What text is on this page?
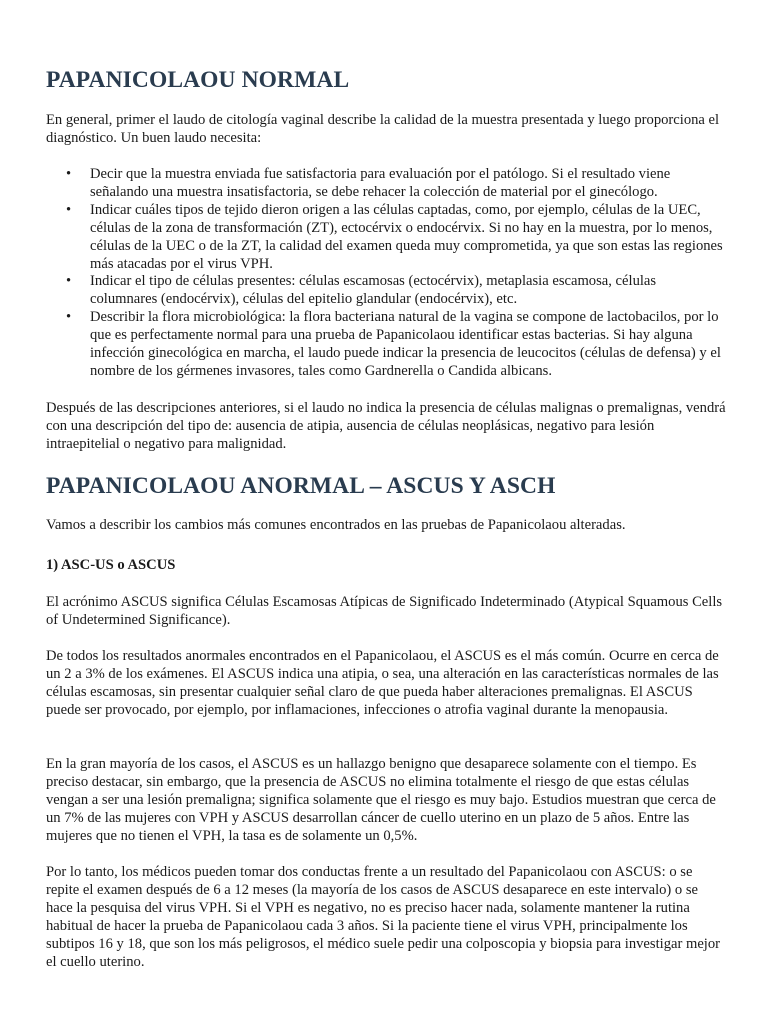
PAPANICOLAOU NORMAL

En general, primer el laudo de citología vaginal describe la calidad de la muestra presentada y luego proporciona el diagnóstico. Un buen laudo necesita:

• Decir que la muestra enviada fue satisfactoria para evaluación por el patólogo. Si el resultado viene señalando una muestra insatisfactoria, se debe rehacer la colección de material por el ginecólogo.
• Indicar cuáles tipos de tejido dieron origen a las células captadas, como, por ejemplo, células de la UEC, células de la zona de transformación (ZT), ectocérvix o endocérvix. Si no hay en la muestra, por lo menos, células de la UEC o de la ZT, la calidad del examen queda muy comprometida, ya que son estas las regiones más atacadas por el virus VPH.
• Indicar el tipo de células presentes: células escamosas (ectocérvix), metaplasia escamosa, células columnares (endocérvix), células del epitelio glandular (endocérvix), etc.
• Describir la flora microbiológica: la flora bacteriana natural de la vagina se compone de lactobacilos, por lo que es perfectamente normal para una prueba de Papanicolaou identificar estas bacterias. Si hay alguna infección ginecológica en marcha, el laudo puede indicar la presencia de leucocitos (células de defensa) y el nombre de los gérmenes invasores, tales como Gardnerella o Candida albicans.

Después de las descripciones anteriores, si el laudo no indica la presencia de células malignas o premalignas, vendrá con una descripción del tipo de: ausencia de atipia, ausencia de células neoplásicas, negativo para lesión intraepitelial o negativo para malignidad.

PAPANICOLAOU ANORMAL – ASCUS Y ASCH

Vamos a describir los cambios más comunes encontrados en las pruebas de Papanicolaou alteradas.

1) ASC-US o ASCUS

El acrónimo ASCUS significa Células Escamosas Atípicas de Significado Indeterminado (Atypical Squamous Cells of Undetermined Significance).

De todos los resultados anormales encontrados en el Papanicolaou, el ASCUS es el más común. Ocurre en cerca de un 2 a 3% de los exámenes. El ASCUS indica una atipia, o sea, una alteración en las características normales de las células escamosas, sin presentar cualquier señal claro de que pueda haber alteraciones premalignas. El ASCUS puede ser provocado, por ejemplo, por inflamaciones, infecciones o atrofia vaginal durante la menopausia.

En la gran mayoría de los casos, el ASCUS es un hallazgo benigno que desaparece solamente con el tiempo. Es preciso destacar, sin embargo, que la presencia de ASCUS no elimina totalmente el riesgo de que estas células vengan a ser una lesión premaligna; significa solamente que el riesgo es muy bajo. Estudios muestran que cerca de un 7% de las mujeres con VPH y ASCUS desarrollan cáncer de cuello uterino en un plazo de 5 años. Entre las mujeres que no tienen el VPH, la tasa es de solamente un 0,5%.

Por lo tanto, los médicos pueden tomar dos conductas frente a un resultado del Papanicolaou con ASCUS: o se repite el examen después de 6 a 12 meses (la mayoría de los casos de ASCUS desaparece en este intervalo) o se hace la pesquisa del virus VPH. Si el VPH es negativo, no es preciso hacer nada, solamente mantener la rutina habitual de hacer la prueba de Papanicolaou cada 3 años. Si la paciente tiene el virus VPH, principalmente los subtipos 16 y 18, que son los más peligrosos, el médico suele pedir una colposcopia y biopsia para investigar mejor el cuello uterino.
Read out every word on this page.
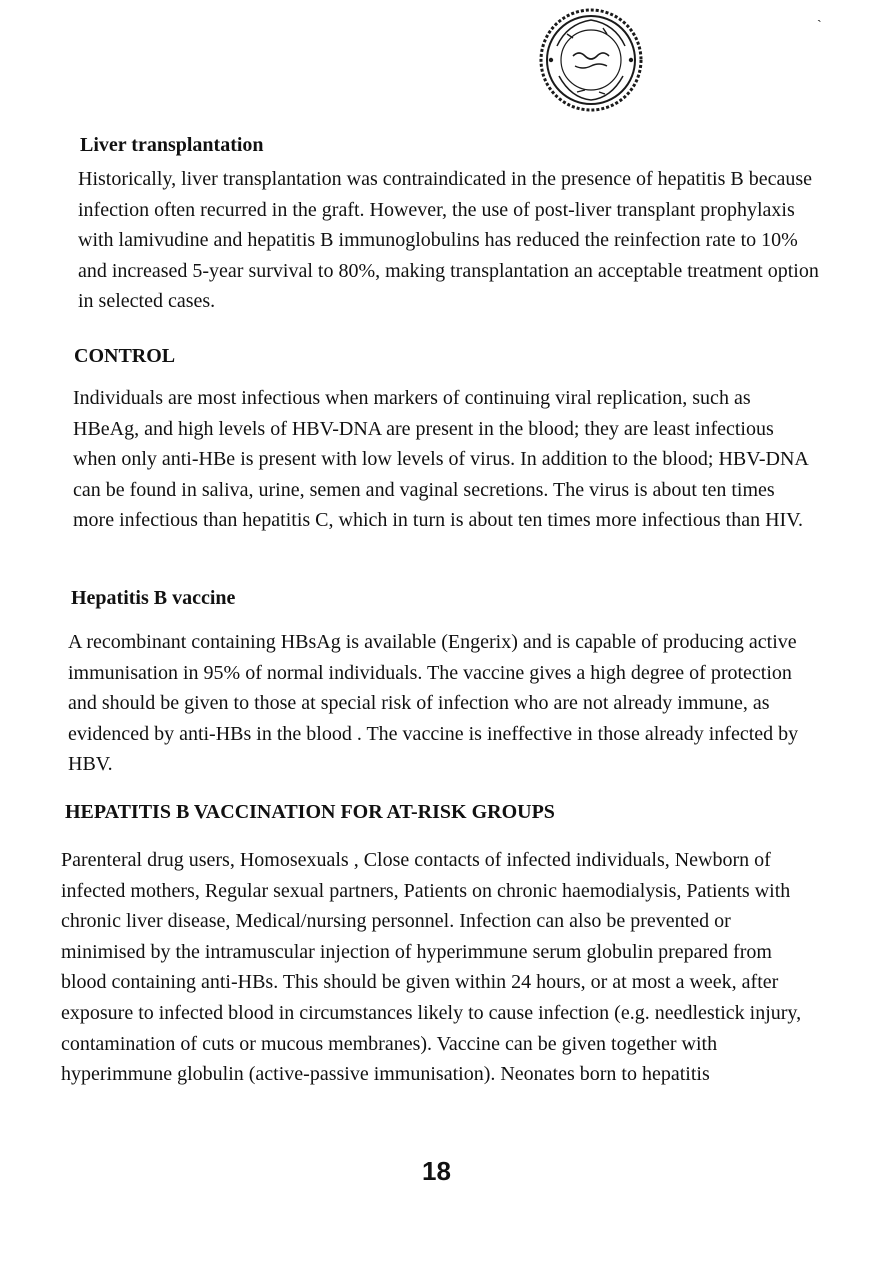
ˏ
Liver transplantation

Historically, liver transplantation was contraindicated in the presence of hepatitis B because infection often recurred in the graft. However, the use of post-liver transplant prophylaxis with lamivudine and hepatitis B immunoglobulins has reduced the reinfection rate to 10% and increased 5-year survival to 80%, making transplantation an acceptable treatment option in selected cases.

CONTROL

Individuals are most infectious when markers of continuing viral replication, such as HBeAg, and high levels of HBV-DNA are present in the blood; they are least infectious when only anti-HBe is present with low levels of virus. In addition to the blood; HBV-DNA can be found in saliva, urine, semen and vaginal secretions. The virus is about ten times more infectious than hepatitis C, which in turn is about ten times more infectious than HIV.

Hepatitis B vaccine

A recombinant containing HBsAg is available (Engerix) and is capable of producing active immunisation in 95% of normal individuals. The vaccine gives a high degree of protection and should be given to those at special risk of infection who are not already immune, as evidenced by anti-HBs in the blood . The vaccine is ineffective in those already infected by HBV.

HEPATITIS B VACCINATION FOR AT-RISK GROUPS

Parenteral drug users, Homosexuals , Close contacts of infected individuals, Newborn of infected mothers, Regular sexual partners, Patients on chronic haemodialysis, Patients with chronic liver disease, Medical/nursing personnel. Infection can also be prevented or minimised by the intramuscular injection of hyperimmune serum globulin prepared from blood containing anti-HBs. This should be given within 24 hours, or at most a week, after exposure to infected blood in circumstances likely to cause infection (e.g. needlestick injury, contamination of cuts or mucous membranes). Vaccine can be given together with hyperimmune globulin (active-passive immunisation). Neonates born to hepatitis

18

——

| Requirement |
Wherever the word "page" turns up in the records, copy out the line it is on.

| Written answer |
What text is on this page?
Read out every word on this page.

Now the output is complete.